* YOUR INSTRUCTIONS:
Can you reproduce the data beneath, keeping every line exact?

* SUPPLIED INFORMATION:
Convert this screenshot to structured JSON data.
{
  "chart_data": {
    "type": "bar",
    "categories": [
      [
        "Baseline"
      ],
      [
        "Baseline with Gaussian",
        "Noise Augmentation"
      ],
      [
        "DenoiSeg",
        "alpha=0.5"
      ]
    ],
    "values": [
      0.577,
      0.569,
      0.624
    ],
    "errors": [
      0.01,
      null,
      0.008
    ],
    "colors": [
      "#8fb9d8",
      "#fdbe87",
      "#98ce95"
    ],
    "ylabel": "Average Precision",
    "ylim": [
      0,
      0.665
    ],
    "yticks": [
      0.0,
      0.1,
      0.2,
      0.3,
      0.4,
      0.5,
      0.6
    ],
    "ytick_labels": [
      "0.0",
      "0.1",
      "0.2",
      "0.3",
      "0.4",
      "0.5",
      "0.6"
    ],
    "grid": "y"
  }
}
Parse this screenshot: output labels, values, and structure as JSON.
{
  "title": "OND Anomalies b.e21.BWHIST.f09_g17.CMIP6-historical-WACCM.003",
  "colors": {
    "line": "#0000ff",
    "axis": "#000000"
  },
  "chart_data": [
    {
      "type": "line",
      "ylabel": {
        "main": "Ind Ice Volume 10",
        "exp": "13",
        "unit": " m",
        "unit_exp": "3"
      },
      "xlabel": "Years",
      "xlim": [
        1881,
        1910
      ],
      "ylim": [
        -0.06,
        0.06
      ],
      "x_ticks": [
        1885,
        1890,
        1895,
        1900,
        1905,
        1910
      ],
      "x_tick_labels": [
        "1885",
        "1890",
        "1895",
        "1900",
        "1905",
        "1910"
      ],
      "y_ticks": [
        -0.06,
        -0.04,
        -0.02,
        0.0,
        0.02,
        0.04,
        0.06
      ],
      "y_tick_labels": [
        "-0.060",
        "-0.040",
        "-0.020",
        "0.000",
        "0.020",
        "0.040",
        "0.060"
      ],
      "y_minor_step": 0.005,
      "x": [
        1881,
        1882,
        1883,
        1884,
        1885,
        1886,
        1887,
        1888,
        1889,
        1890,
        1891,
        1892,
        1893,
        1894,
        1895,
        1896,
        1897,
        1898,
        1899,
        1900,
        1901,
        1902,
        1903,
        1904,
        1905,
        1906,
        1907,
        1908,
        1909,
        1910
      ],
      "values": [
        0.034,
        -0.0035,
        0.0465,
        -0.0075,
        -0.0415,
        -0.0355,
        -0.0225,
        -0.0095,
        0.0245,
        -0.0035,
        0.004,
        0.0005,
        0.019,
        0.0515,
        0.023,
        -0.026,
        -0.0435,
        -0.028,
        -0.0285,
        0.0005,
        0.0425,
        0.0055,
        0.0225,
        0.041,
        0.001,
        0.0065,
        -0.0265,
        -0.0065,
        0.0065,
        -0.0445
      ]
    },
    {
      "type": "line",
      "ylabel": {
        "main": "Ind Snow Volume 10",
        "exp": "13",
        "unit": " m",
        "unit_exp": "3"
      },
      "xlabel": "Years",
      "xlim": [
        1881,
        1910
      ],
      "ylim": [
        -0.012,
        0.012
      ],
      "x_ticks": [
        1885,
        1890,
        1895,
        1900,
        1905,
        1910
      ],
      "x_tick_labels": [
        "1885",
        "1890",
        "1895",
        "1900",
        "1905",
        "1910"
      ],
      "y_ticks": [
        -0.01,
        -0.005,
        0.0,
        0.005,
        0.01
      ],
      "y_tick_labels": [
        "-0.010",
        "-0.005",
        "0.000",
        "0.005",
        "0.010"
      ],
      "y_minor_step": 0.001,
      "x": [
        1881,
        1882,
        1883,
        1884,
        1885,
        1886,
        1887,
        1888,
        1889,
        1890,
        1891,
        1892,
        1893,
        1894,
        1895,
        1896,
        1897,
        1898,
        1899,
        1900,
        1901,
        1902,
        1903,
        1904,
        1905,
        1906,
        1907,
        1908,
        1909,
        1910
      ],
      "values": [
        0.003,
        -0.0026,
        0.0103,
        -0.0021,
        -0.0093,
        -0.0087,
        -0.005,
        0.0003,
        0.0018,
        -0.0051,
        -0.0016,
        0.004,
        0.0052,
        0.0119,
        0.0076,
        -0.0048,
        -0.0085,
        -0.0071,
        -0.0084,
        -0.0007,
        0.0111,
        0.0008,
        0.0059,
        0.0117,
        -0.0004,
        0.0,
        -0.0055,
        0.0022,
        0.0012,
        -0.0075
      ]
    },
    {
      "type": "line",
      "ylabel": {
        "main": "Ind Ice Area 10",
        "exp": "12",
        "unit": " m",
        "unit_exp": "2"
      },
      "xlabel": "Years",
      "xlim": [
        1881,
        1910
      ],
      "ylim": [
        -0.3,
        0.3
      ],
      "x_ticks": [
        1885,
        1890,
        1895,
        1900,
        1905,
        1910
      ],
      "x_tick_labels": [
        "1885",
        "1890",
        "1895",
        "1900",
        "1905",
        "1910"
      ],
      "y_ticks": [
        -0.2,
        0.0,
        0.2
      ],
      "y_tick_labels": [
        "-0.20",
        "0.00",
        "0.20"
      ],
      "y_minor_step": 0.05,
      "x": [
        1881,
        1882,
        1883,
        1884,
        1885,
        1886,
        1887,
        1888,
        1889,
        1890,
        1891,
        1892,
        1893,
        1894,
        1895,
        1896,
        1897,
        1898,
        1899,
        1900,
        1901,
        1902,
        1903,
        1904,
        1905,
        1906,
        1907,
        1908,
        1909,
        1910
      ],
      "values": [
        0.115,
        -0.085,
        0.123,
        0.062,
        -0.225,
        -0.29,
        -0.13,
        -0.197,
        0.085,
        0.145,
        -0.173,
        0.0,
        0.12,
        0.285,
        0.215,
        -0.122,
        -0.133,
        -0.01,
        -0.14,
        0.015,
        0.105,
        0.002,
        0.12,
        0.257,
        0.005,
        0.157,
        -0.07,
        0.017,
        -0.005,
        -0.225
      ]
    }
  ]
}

* TASK ANSWER:
Convert this screenshot to structured JSON data.
{
  "chart_data": {
    "type": "bar",
    "categories": [
      [
        "Baseline"
      ],
      [
        "Baseline with Gaussian",
        "Noise Augmentation"
      ],
      [
        "DenoiSeg",
        "alpha=0.5"
      ]
    ],
    "values": [
      0.577,
      0.569,
      0.624
    ],
    "errors": [
      0.01,
      null,
      0.008
    ],
    "colors": [
      "#8fb9d8",
      "#fdbe87",
      "#98ce95"
    ],
    "ylabel": "Average Precision",
    "ylim": [
      0,
      0.665
    ],
    "yticks": [
      0.0,
      0.1,
      0.2,
      0.3,
      0.4,
      0.5,
      0.6
    ],
    "ytick_labels": [
      "0.0",
      "0.1",
      "0.2",
      "0.3",
      "0.4",
      "0.5",
      "0.6"
    ],
    "grid": "y"
  }
}
Parse this screenshot: output labels, values, and structure as JSON.
{
  "title": "OND Anomalies b.e21.BWHIST.f09_g17.CMIP6-historical-WACCM.003",
  "colors": {
    "line": "#0000ff",
    "axis": "#000000"
  },
  "chart_data": [
    {
      "type": "line",
      "ylabel": {
        "main": "Ind Ice Volume 10",
        "exp": "13",
        "unit": " m",
        "unit_exp": "3"
      },
      "xlabel": "Years",
      "xlim": [
        1881,
        1910
      ],
      "ylim": [
        -0.06,
        0.06
      ],
      "x_ticks": [
        1885,
        1890,
        1895,
        1900,
        1905,
        1910
      ],
      "x_tick_labels": [
        "1885",
        "1890",
        "1895",
        "1900",
        "1905",
        "1910"
      ],
      "y_ticks": [
        -0.06,
        -0.04,
        -0.02,
        0.0,
        0.02,
        0.04,
        0.06
      ],
      "y_tick_labels": [
        "-0.060",
        "-0.040",
        "-0.020",
        "0.000",
        "0.020",
        "0.040",
        "0.060"
      ],
      "y_minor_step": 0.005,
      "x": [
        1881,
        1882,
        1883,
        1884,
        1885,
        1886,
        1887,
        1888,
        1889,
        1890,
        1891,
        1892,
        1893,
        1894,
        1895,
        1896,
        1897,
        1898,
        1899,
        1900,
        1901,
        1902,
        1903,
        1904,
        1905,
        1906,
        1907,
        1908,
        1909,
        1910
      ],
      "values": [
        0.034,
        -0.0035,
        0.0465,
        -0.0075,
        -0.0415,
        -0.0355,
        -0.0225,
        -0.0095,
        0.0245,
        -0.0035,
        0.004,
        0.0005,
        0.019,
        0.0515,
        0.023,
        -0.026,
        -0.0435,
        -0.028,
        -0.0285,
        0.0005,
        0.0425,
        0.0055,
        0.0225,
        0.041,
        0.001,
        0.0065,
        -0.0265,
        -0.0065,
        0.0065,
        -0.0445
      ]
    },
    {
      "type": "line",
      "ylabel": {
        "main": "Ind Snow Volume 10",
        "exp": "13",
        "unit": " m",
        "unit_exp": "3"
      },
      "xlabel": "Years",
      "xlim": [
        1881,
        1910
      ],
      "ylim": [
        -0.012,
        0.012
      ],
      "x_ticks": [
        1885,
        1890,
        1895,
        1900,
        1905,
        1910
      ],
      "x_tick_labels": [
        "1885",
        "1890",
        "1895",
        "1900",
        "1905",
        "1910"
      ],
      "y_ticks": [
        -0.01,
        -0.005,
        0.0,
        0.005,
        0.01
      ],
      "y_tick_labels": [
        "-0.010",
        "-0.005",
        "0.000",
        "0.005",
        "0.010"
      ],
      "y_minor_step": 0.001,
      "x": [
        1881,
        1882,
        1883,
        1884,
        1885,
        1886,
        1887,
        1888,
        1889,
        1890,
        1891,
        1892,
        1893,
        1894,
        1895,
        1896,
        1897,
        1898,
        1899,
        1900,
        1901,
        1902,
        1903,
        1904,
        1905,
        1906,
        1907,
        1908,
        1909,
        1910
      ],
      "values": [
        0.003,
        -0.0026,
        0.0103,
        -0.0021,
        -0.0093,
        -0.0087,
        -0.005,
        0.0003,
        0.0018,
        -0.0051,
        -0.0016,
        0.004,
        0.0052,
        0.0119,
        0.0076,
        -0.0048,
        -0.0085,
        -0.0071,
        -0.0084,
        -0.0007,
        0.0111,
        0.0008,
        0.0059,
        0.0117,
        -0.0004,
        0.0,
        -0.0055,
        0.0022,
        0.0012,
        -0.0075
      ]
    },
    {
      "type": "line",
      "ylabel": {
        "main": "Ind Ice Area 10",
        "exp": "12",
        "unit": " m",
        "unit_exp": "2"
      },
      "xlabel": "Years",
      "xlim": [
        1881,
        1910
      ],
      "ylim": [
        -0.3,
        0.3
      ],
      "x_ticks": [
        1885,
        1890,
        1895,
        1900,
        1905,
        1910
      ],
      "x_tick_labels": [
        "1885",
        "1890",
        "1895",
        "1900",
        "1905",
        "1910"
      ],
      "y_ticks": [
        -0.2,
        0.0,
        0.2
      ],
      "y_tick_labels": [
        "-0.20",
        "0.00",
        "0.20"
      ],
      "y_minor_step": 0.05,
      "x": [
        1881,
        1882,
        1883,
        1884,
        1885,
        1886,
        1887,
        1888,
        1889,
        1890,
        1891,
        1892,
        1893,
        1894,
        1895,
        1896,
        1897,
        1898,
        1899,
        1900,
        1901,
        1902,
        1903,
        1904,
        1905,
        1906,
        1907,
        1908,
        1909,
        1910
      ],
      "values": [
        0.115,
        -0.085,
        0.123,
        0.062,
        -0.225,
        -0.29,
        -0.13,
        -0.197,
        0.085,
        0.145,
        -0.173,
        0.0,
        0.12,
        0.285,
        0.215,
        -0.122,
        -0.133,
        -0.01,
        -0.14,
        0.015,
        0.105,
        0.002,
        0.12,
        0.257,
        0.005,
        0.157,
        -0.07,
        0.017,
        -0.005,
        -0.225
      ]
    }
  ]
}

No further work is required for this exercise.